* Challenge:
Transcribe the records below in full; pictures stay out of the copy.
==== Information supplied ====
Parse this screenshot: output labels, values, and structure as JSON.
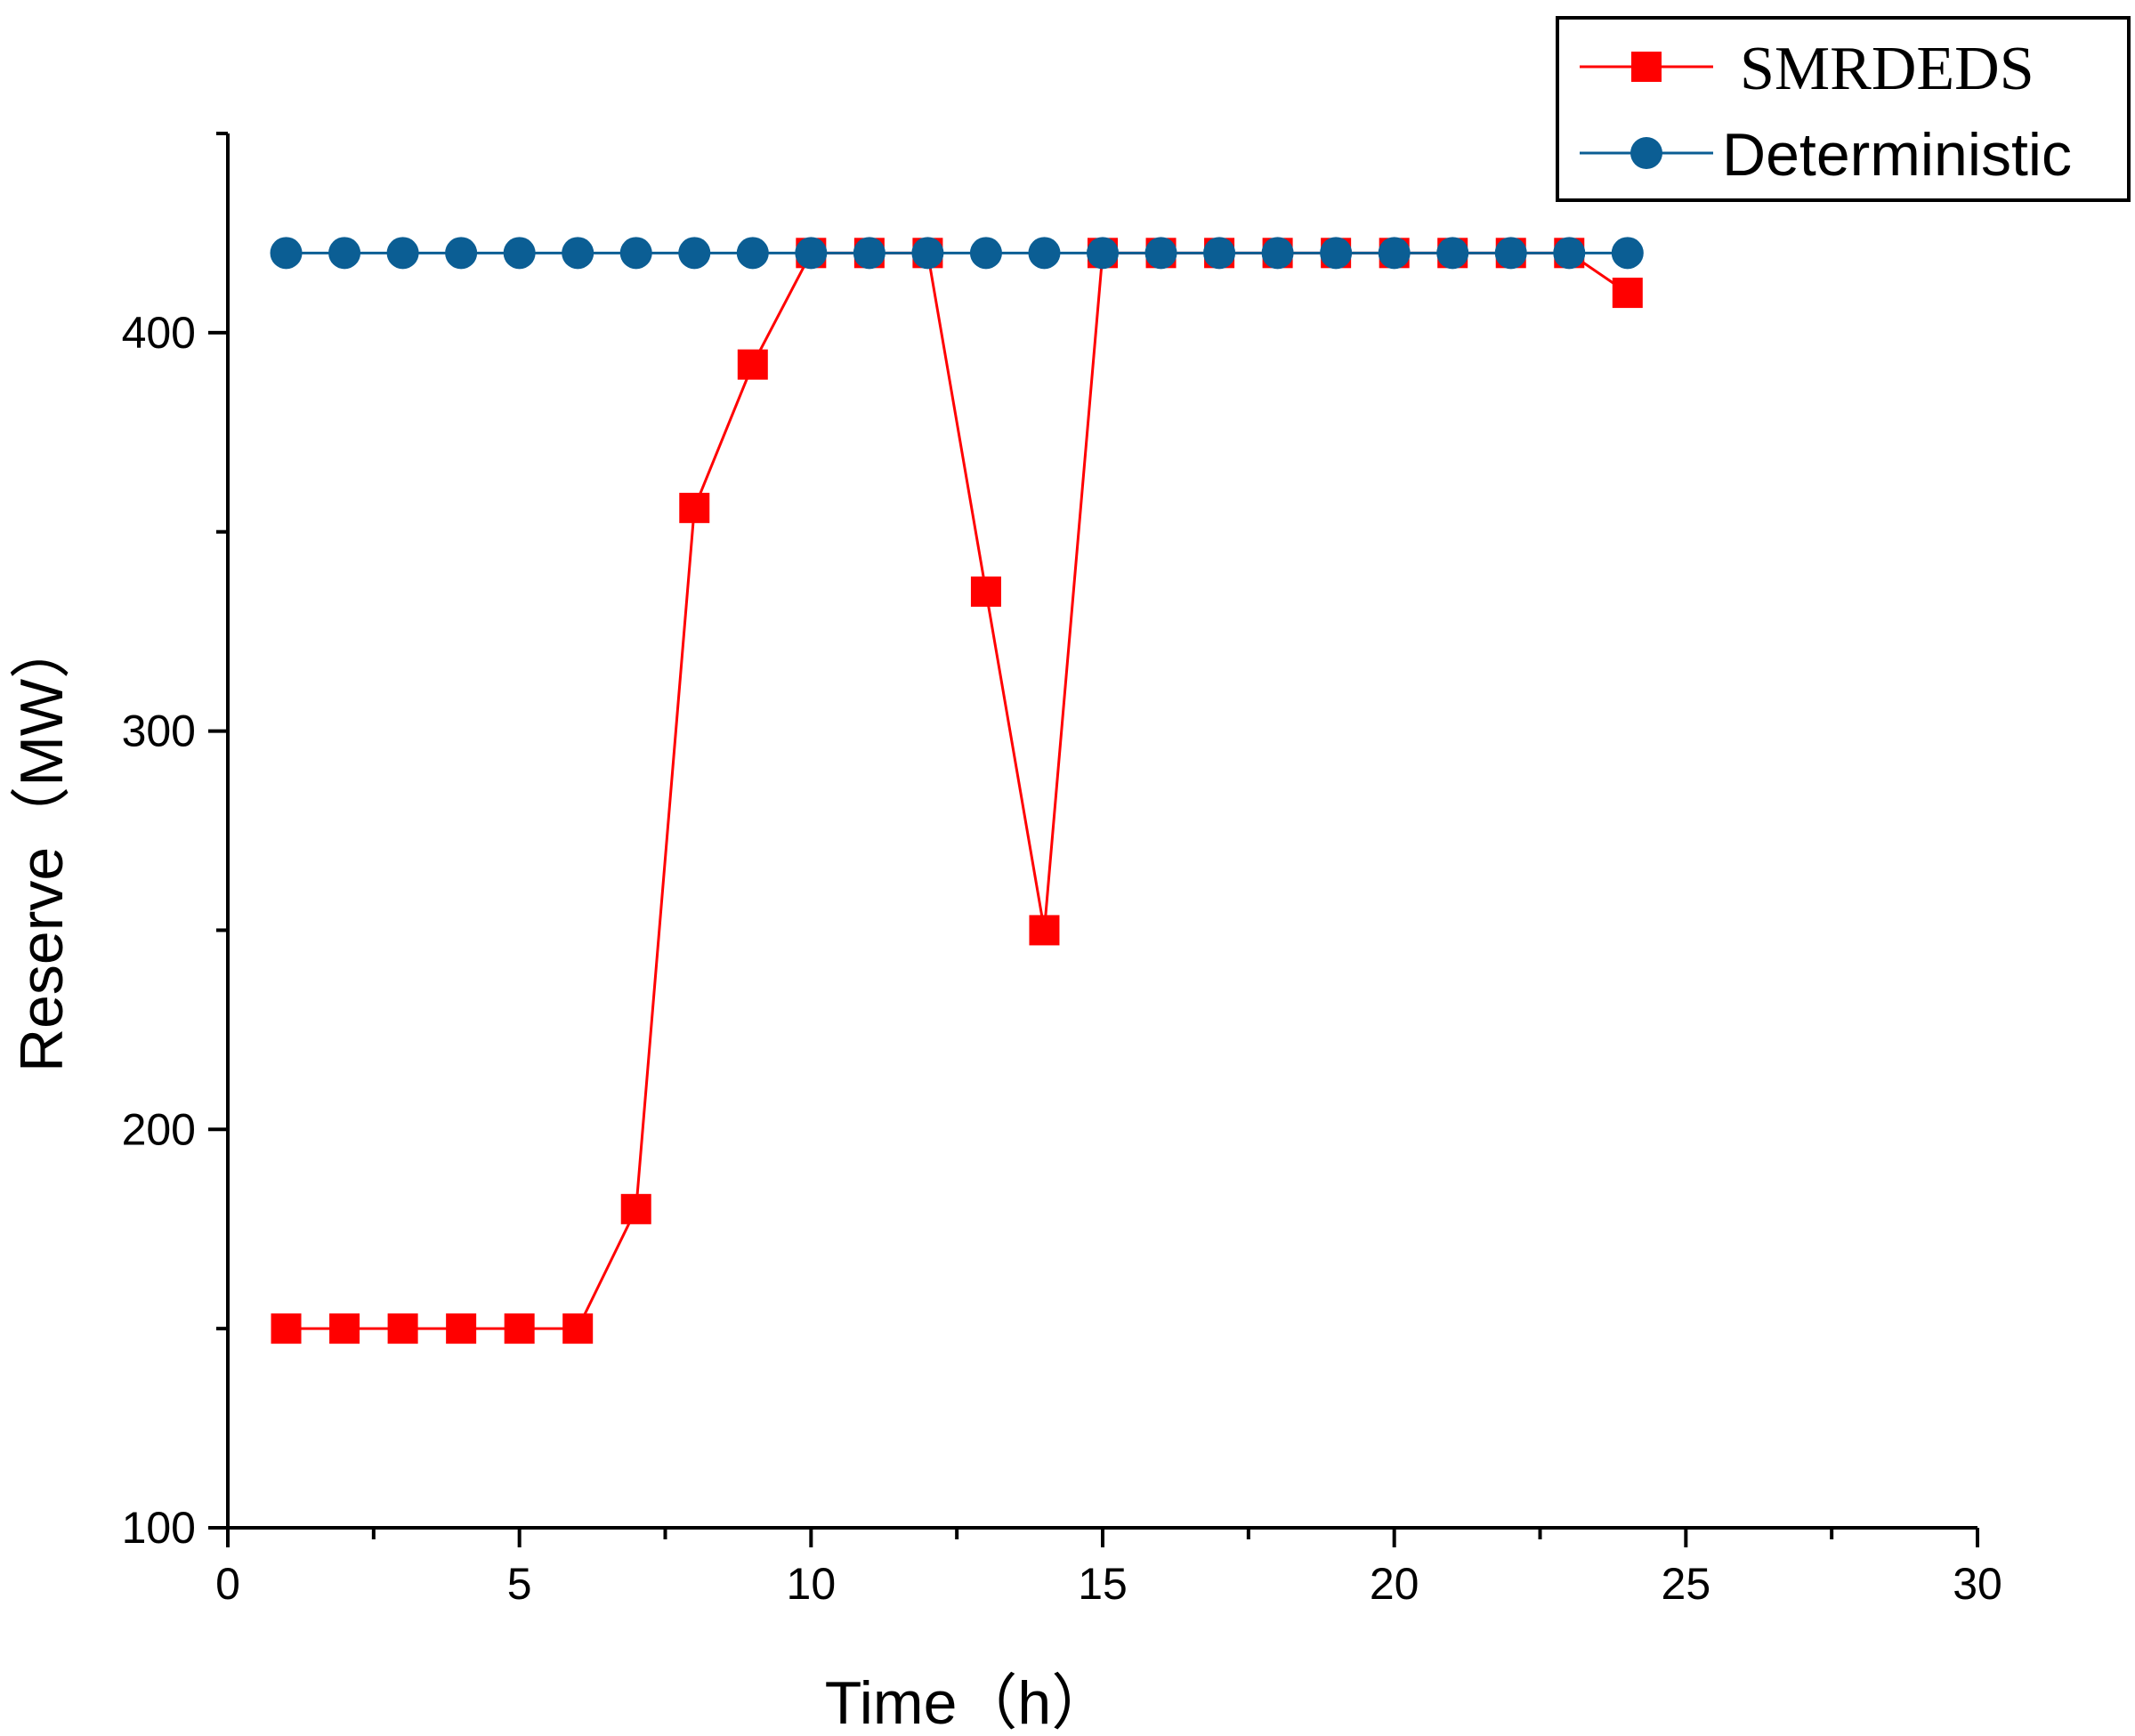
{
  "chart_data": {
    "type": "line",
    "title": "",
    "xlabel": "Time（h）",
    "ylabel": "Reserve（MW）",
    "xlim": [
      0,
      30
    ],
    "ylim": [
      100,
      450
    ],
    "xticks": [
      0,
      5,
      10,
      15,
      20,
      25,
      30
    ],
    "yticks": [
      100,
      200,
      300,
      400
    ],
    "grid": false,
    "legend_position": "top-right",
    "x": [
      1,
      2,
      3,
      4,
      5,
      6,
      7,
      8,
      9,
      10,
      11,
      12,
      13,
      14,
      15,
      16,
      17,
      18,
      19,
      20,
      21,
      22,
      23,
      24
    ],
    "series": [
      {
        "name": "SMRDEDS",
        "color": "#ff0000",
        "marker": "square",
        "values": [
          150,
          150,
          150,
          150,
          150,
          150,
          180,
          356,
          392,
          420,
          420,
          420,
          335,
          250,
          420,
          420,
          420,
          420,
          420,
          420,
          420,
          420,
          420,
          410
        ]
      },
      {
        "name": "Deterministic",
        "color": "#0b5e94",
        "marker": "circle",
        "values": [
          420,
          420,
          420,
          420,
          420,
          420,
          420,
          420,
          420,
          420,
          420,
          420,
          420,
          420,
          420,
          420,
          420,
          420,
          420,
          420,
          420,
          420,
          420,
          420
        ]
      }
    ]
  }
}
====
* Exercise solution:
Parse this screenshot: output labels, values, and structure as JSON.
{
  "chart_data": {
    "type": "line",
    "title": "",
    "xlabel": "Time（h）",
    "ylabel": "Reserve（MW）",
    "xlim": [
      0,
      30
    ],
    "ylim": [
      100,
      450
    ],
    "xticks": [
      0,
      5,
      10,
      15,
      20,
      25,
      30
    ],
    "yticks": [
      100,
      200,
      300,
      400
    ],
    "grid": false,
    "legend_position": "top-right",
    "x": [
      1,
      2,
      3,
      4,
      5,
      6,
      7,
      8,
      9,
      10,
      11,
      12,
      13,
      14,
      15,
      16,
      17,
      18,
      19,
      20,
      21,
      22,
      23,
      24
    ],
    "series": [
      {
        "name": "SMRDEDS",
        "color": "#ff0000",
        "marker": "square",
        "values": [
          150,
          150,
          150,
          150,
          150,
          150,
          180,
          356,
          392,
          420,
          420,
          420,
          335,
          250,
          420,
          420,
          420,
          420,
          420,
          420,
          420,
          420,
          420,
          410
        ]
      },
      {
        "name": "Deterministic",
        "color": "#0b5e94",
        "marker": "circle",
        "values": [
          420,
          420,
          420,
          420,
          420,
          420,
          420,
          420,
          420,
          420,
          420,
          420,
          420,
          420,
          420,
          420,
          420,
          420,
          420,
          420,
          420,
          420,
          420,
          420
        ]
      }
    ]
  }
}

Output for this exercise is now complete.